◆ DIRECTIONS FOR THIS TASK: Count the lines below that contain the word "data", and give only that number.

◆ STORED RECORDS:
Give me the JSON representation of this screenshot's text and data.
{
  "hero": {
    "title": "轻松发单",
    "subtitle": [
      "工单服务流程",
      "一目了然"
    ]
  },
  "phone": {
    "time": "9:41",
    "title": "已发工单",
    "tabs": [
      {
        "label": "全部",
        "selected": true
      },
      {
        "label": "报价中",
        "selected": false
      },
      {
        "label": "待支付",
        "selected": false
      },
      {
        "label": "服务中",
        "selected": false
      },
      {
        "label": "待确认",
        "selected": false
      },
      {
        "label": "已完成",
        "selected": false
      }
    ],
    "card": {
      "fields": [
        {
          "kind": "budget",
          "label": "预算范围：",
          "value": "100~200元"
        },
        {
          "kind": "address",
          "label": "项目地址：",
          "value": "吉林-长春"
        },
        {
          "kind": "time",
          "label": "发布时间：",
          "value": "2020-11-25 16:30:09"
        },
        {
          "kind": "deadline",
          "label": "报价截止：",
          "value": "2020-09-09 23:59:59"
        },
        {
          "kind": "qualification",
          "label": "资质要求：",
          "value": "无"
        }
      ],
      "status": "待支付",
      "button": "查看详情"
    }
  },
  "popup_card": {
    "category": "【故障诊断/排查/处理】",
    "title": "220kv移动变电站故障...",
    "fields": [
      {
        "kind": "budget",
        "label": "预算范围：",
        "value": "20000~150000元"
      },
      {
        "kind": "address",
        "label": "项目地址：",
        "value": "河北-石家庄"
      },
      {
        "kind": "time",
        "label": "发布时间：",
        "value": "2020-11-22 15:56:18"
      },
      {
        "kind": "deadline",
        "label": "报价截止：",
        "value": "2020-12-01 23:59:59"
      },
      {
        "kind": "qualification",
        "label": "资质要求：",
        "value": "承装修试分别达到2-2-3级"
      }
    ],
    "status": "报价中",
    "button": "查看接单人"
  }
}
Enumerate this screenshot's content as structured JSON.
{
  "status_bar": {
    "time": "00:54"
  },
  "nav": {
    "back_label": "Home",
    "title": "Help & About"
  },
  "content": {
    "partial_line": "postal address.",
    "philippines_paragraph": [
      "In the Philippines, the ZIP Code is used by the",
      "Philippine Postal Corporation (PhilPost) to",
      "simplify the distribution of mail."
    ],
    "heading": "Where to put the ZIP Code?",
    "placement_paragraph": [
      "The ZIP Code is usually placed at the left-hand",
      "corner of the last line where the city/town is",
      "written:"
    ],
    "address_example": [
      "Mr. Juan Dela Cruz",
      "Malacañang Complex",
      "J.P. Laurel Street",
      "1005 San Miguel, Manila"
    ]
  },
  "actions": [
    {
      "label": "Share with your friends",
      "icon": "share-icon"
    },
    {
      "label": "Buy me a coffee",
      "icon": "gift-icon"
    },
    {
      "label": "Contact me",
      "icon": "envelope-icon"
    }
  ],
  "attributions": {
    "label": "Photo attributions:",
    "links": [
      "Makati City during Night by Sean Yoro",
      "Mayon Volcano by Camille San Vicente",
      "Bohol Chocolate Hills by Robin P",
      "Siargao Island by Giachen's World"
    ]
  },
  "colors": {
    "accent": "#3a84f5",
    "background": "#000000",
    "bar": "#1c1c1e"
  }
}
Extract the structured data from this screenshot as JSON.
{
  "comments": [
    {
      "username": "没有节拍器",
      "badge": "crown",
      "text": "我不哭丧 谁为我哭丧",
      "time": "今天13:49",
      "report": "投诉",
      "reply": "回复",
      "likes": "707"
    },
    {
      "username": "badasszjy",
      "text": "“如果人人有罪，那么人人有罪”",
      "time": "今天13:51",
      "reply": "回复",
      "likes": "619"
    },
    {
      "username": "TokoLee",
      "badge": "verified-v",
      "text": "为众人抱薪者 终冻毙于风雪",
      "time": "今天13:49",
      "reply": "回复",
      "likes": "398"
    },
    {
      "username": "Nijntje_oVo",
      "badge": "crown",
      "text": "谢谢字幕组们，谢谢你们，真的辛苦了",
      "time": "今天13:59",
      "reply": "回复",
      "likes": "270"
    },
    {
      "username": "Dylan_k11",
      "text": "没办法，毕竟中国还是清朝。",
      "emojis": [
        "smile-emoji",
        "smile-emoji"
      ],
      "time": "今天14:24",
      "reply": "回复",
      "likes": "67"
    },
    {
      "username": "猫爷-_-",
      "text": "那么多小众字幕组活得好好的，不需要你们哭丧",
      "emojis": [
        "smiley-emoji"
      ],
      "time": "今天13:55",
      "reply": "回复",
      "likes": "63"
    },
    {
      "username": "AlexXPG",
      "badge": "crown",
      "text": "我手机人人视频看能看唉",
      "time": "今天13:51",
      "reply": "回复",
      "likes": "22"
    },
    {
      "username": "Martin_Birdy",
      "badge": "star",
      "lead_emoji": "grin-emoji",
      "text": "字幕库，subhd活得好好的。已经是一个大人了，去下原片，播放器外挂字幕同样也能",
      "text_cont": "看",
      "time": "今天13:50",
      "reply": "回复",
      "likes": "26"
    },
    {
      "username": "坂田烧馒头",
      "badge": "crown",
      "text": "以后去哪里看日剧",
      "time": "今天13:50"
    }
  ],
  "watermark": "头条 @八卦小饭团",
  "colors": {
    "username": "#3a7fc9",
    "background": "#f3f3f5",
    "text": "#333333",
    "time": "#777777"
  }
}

◆ RESPONSE BELOW: 2